Records shown ▸
________________________

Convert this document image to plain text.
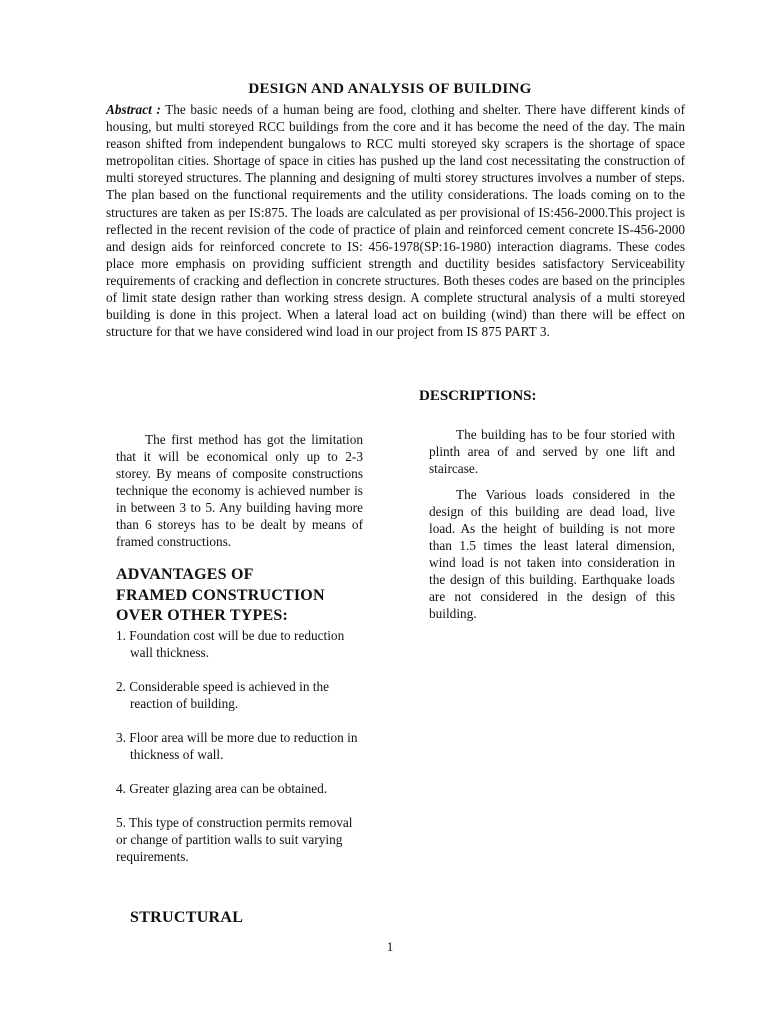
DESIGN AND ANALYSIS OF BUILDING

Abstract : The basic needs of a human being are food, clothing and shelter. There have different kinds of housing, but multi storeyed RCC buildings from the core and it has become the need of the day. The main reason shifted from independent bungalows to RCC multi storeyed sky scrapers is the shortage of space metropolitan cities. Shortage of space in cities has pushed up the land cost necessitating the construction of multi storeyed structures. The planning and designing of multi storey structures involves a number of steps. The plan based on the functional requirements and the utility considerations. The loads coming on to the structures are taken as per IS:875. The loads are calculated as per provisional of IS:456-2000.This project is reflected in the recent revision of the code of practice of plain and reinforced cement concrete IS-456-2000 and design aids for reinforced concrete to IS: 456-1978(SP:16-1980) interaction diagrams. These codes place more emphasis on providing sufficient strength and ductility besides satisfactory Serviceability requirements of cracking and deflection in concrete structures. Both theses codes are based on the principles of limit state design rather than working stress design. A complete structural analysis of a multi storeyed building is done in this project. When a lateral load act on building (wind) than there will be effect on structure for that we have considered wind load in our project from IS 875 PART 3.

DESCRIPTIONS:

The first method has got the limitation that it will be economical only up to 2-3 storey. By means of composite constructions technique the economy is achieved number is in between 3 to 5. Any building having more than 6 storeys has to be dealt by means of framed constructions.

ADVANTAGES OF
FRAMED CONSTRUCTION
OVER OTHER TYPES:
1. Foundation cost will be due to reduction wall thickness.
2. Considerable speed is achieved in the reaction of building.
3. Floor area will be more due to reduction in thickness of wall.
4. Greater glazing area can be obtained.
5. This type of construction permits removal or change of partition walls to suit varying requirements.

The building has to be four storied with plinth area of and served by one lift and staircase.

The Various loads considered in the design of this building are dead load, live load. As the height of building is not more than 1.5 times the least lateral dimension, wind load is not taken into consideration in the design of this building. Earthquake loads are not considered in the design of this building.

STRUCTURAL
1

________________________

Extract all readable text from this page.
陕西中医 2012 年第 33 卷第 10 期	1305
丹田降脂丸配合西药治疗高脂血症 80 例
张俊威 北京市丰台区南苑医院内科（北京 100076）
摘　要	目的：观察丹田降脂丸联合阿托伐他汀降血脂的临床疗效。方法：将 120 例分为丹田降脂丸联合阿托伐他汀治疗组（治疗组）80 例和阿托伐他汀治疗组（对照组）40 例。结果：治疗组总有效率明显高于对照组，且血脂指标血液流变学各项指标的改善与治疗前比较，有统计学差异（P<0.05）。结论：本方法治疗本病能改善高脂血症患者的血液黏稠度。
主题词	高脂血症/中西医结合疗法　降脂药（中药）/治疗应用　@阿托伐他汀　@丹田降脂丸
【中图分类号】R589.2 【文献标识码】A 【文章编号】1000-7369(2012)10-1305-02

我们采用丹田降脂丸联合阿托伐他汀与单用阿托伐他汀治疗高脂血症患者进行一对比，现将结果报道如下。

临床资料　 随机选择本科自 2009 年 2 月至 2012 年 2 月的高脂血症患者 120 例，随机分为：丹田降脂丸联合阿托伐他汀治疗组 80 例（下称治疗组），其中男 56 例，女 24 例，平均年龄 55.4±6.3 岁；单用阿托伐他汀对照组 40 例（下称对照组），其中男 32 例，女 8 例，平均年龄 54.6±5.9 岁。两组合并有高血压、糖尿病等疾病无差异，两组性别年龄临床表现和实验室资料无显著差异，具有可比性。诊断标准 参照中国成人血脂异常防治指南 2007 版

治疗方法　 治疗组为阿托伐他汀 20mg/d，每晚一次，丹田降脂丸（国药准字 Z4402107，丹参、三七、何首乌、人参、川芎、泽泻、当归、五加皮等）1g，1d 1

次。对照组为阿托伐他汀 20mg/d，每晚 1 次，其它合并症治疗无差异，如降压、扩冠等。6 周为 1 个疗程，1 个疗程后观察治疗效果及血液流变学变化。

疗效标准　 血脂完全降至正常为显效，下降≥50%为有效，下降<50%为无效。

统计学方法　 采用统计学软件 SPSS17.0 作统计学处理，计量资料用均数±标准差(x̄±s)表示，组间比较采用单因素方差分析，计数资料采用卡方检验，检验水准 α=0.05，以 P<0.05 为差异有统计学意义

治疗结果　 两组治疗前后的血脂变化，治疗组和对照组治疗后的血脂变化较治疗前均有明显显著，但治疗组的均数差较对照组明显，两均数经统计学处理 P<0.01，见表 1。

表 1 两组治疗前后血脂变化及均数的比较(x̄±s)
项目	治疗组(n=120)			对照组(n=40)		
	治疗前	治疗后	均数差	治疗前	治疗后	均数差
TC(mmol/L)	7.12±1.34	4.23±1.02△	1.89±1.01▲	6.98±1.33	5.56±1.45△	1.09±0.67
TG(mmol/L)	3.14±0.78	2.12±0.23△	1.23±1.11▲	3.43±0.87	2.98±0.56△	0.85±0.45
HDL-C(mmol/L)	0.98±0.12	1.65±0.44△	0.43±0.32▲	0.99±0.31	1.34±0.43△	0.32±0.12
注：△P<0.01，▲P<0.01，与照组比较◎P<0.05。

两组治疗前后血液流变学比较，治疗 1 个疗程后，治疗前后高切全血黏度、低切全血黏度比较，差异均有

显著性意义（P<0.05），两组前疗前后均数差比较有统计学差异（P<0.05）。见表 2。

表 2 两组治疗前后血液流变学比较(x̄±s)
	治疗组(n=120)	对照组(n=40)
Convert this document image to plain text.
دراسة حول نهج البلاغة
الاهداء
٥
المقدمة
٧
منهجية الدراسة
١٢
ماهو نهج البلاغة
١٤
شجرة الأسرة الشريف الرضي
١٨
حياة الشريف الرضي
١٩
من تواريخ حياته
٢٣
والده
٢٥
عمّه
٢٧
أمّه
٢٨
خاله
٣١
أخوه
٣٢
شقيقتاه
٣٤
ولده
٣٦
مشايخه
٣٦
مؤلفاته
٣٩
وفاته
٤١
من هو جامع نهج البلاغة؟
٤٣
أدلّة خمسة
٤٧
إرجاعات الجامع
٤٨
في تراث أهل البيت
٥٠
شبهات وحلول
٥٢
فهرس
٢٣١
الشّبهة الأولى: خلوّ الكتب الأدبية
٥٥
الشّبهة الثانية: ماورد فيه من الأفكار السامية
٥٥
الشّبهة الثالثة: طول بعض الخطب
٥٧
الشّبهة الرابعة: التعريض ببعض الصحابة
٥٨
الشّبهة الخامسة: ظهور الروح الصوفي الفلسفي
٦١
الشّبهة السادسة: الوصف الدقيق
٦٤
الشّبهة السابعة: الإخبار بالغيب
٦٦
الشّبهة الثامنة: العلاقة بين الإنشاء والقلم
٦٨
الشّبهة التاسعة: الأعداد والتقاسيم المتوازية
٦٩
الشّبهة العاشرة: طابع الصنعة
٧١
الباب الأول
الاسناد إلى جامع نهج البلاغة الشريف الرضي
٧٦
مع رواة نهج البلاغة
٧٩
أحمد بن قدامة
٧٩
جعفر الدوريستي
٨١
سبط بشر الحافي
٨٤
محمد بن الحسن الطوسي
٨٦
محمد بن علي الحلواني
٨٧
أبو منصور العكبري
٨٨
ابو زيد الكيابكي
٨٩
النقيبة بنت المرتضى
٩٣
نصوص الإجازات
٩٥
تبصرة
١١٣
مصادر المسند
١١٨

________________________

Task directions ▸
Copy every line of the listing containing the string "area".

Answer to the exercise ▸
3. Floor area will be more due to reduction in thickness of wall.
4. Greater glazing area can be obtained.
The building has to be four storied with plinth area of and served by one lift and staircase.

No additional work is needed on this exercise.